What you will do:
Repeat what the lines below say, word for word, and skip every image.

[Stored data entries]
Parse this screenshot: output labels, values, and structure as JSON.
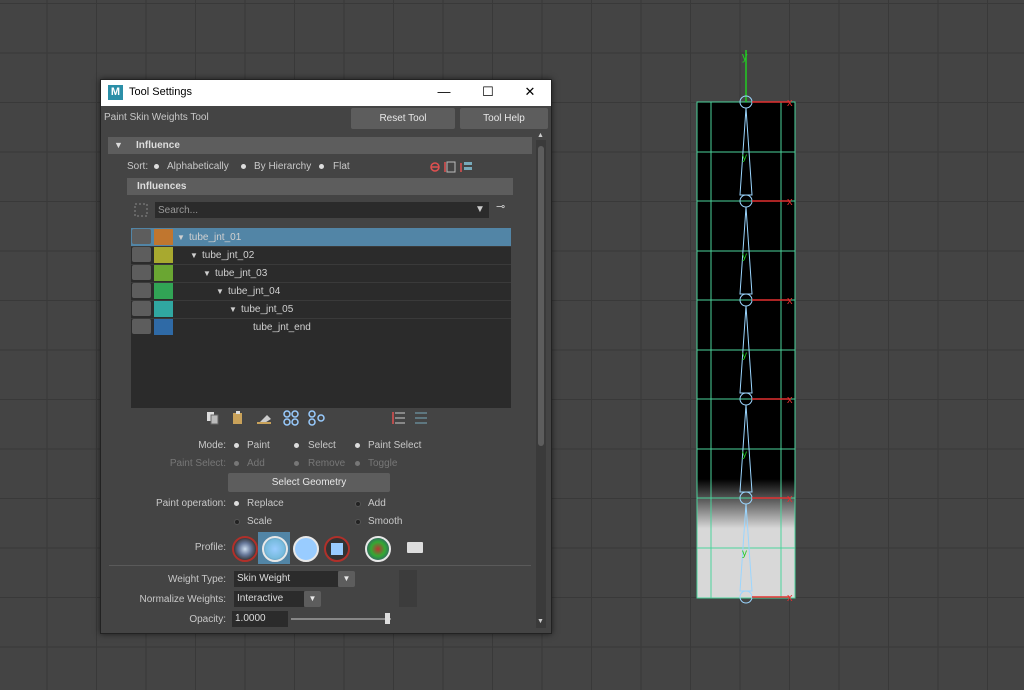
{
  "window": {
    "title": "Tool Settings",
    "logo": "M",
    "minimize_icon": "—",
    "maximize_icon": "☐",
    "close_icon": "✕"
  },
  "tool": {
    "name": "Paint Skin Weights Tool",
    "reset_label": "Reset Tool",
    "help_label": "Tool Help"
  },
  "influence": {
    "header": "Influence",
    "sort_label": "Sort:",
    "sort_options": [
      "Alphabetically",
      "By Hierarchy",
      "Flat"
    ],
    "sort_selected": "By Hierarchy",
    "subheader": "Influences",
    "search_placeholder": "Search...",
    "joints": [
      {
        "name": "tube_jnt_01",
        "color": "#c0762f",
        "depth": 0,
        "selected": true,
        "expanded": true
      },
      {
        "name": "tube_jnt_02",
        "color": "#a8a92f",
        "depth": 1,
        "selected": false,
        "expanded": true
      },
      {
        "name": "tube_jnt_03",
        "color": "#6aa632",
        "depth": 2,
        "selected": false,
        "expanded": true
      },
      {
        "name": "tube_jnt_04",
        "color": "#31a455",
        "depth": 3,
        "selected": false,
        "expanded": true
      },
      {
        "name": "tube_jnt_05",
        "color": "#30a7a1",
        "depth": 4,
        "selected": false,
        "expanded": true
      },
      {
        "name": "tube_jnt_end",
        "color": "#2f6aa6",
        "depth": 5,
        "selected": false,
        "expanded": false
      }
    ]
  },
  "mode": {
    "label": "Mode:",
    "options": [
      "Paint",
      "Select",
      "Paint Select"
    ],
    "selected": "Paint"
  },
  "paint_select": {
    "label": "Paint Select:",
    "options": [
      "Add",
      "Remove",
      "Toggle"
    ]
  },
  "select_geometry_label": "Select Geometry",
  "paint_operation": {
    "label": "Paint operation:",
    "options": [
      "Replace",
      "Add",
      "Scale",
      "Smooth"
    ],
    "selected": "Replace"
  },
  "profile": {
    "label": "Profile:",
    "selected_index": 1
  },
  "weight_type": {
    "label": "Weight Type:",
    "value": "Skin Weight"
  },
  "normalize": {
    "label": "Normalize Weights:",
    "value": "Interactive"
  },
  "opacity": {
    "label": "Opacity:",
    "value": "1.0000",
    "fraction": 1.0
  },
  "viewport": {
    "axis_y": "y",
    "axis_x": "x",
    "colors": {
      "joint": "#9bd6ff",
      "grid": "#4bd39b",
      "xaxis": "#e23030",
      "yaxis": "#22cc22"
    }
  }
}
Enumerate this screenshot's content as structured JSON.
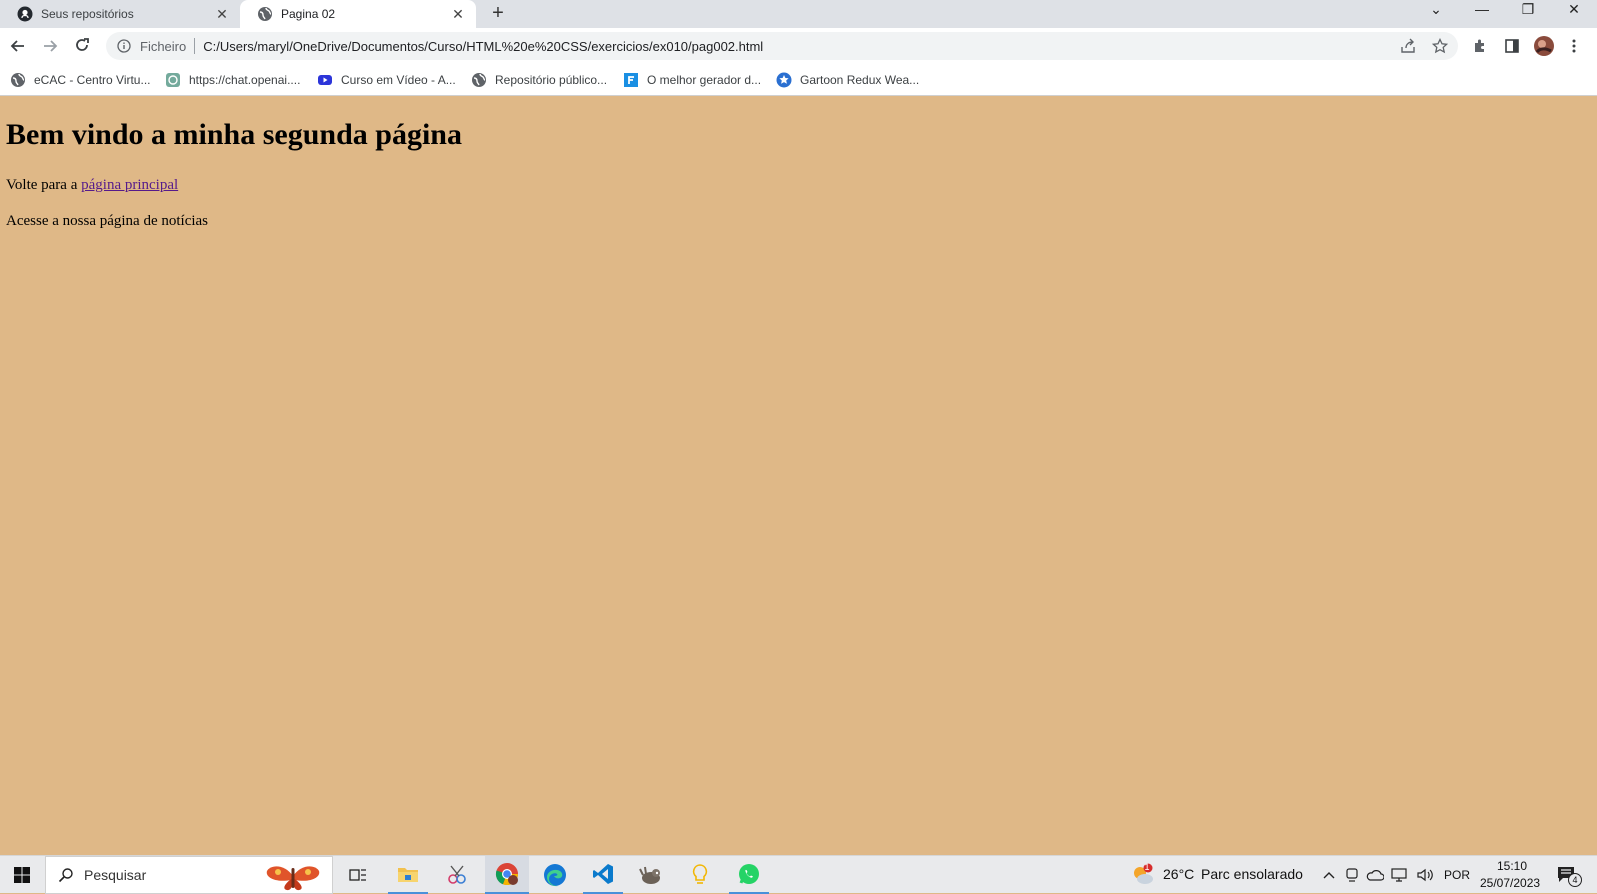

Task result:
Parse this screenshot: output labels, values, and structure as JSON.
{
  "window": {
    "title": "Tool Settings",
    "logo": "M",
    "minimize_icon": "—",
    "maximize_icon": "☐",
    "close_icon": "✕"
  },
  "tool": {
    "name": "Paint Skin Weights Tool",
    "reset_label": "Reset Tool",
    "help_label": "Tool Help"
  },
  "influence": {
    "header": "Influence",
    "sort_label": "Sort:",
    "sort_options": [
      "Alphabetically",
      "By Hierarchy",
      "Flat"
    ],
    "sort_selected": "By Hierarchy",
    "subheader": "Influences",
    "search_placeholder": "Search...",
    "joints": [
      {
        "name": "tube_jnt_01",
        "color": "#c0762f",
        "depth": 0,
        "selected": true,
        "expanded": true
      },
      {
        "name": "tube_jnt_02",
        "color": "#a8a92f",
        "depth": 1,
        "selected": false,
        "expanded": true
      },
      {
        "name": "tube_jnt_03",
        "color": "#6aa632",
        "depth": 2,
        "selected": false,
        "expanded": true
      },
      {
        "name": "tube_jnt_04",
        "color": "#31a455",
        "depth": 3,
        "selected": false,
        "expanded": true
      },
      {
        "name": "tube_jnt_05",
        "color": "#30a7a1",
        "depth": 4,
        "selected": false,
        "expanded": true
      },
      {
        "name": "tube_jnt_end",
        "color": "#2f6aa6",
        "depth": 5,
        "selected": false,
        "expanded": false
      }
    ]
  },
  "mode": {
    "label": "Mode:",
    "options": [
      "Paint",
      "Select",
      "Paint Select"
    ],
    "selected": "Paint"
  },
  "paint_select": {
    "label": "Paint Select:",
    "options": [
      "Add",
      "Remove",
      "Toggle"
    ]
  },
  "select_geometry_label": "Select Geometry",
  "paint_operation": {
    "label": "Paint operation:",
    "options": [
      "Replace",
      "Add",
      "Scale",
      "Smooth"
    ],
    "selected": "Replace"
  },
  "profile": {
    "label": "Profile:",
    "selected_index": 1
  },
  "weight_type": {
    "label": "Weight Type:",
    "value": "Skin Weight"
  },
  "normalize": {
    "label": "Normalize Weights:",
    "value": "Interactive"
  },
  "opacity": {
    "label": "Opacity:",
    "value": "1.0000",
    "fraction": 1.0
  },
  "viewport": {
    "axis_y": "y",
    "axis_x": "x",
    "colors": {
      "joint": "#9bd6ff",
      "grid": "#4bd39b",
      "xaxis": "#e23030",
      "yaxis": "#22cc22"
    }
  }
}
Enumerate this screenshot's content as structured JSON.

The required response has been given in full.